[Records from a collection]
'''

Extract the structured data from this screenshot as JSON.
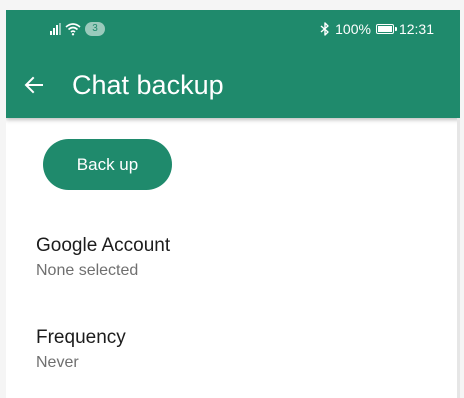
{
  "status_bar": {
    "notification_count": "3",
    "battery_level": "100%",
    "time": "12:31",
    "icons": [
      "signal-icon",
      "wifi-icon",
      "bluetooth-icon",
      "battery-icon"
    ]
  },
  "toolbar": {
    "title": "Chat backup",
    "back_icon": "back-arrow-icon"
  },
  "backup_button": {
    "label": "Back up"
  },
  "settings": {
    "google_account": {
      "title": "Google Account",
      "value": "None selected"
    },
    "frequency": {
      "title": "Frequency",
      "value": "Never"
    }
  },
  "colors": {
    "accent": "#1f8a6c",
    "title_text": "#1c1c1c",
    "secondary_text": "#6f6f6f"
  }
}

'''
'''

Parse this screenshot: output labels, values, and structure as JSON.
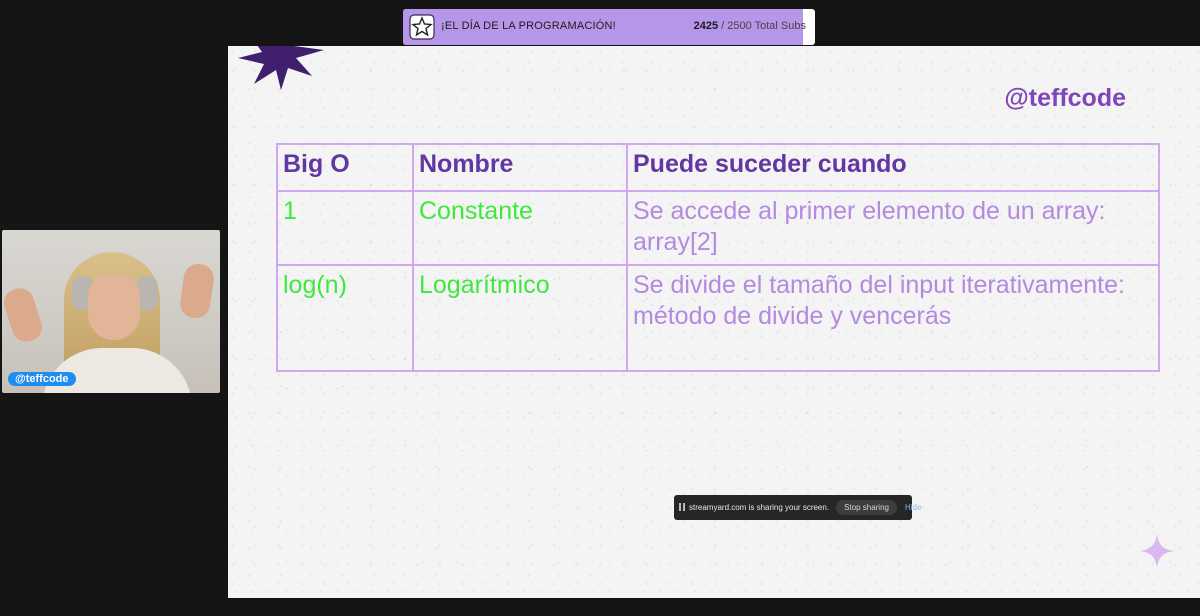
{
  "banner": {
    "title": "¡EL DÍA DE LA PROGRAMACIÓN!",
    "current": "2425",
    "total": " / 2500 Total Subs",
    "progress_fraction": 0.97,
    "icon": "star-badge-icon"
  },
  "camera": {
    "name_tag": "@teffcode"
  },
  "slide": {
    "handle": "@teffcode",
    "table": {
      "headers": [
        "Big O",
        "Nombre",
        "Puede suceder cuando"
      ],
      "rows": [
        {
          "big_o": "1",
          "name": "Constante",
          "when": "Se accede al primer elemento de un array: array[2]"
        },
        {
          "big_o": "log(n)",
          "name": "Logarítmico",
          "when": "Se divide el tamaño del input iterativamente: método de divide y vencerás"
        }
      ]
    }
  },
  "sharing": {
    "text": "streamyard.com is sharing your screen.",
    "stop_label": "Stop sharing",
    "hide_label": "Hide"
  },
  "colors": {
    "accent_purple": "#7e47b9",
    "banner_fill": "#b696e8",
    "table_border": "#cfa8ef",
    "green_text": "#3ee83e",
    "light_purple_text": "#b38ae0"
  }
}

'''

--- Objective ---
Count each line where the string "this" occurs, and write only the number.

--- Output ---
2